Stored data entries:

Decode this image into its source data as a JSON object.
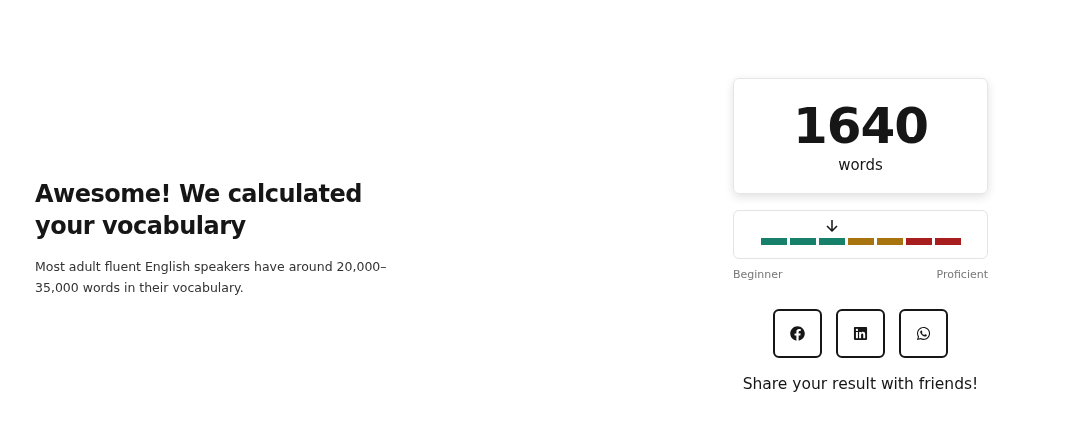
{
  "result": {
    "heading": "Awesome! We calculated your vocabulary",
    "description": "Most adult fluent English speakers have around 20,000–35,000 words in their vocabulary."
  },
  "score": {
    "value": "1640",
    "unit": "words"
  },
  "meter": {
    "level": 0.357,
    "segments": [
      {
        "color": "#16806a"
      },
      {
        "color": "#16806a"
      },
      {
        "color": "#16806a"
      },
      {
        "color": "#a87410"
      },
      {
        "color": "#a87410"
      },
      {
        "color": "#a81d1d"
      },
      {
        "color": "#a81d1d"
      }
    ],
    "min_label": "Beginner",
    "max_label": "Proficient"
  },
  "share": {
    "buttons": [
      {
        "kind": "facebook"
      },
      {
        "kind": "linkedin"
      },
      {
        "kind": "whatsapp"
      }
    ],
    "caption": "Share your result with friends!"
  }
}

==

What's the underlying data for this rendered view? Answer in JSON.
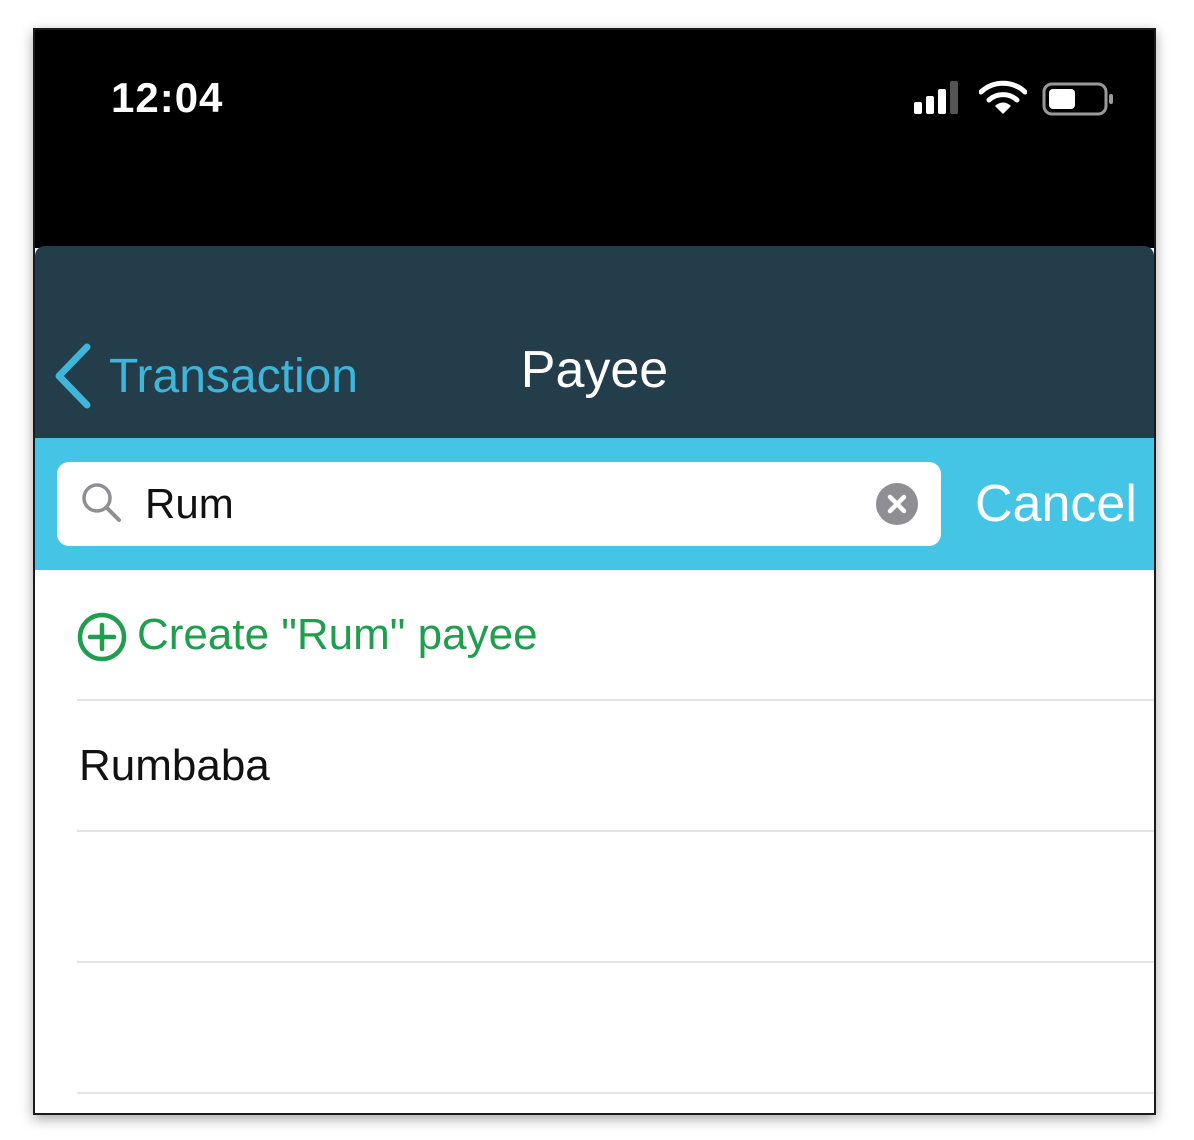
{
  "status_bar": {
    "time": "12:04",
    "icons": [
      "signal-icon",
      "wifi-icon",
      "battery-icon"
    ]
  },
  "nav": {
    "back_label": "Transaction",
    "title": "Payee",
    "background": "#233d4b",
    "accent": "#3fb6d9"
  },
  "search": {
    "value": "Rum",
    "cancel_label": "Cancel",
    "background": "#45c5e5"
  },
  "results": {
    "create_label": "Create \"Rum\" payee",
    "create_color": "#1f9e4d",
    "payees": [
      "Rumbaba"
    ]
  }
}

GOAL
From the listing above, copy out each line where the word "words" appears.

FINISHED ANSWER
    "description": "Most adult fluent English speakers have around 20,000–35,000 words in their vocabulary."
    "unit": "words"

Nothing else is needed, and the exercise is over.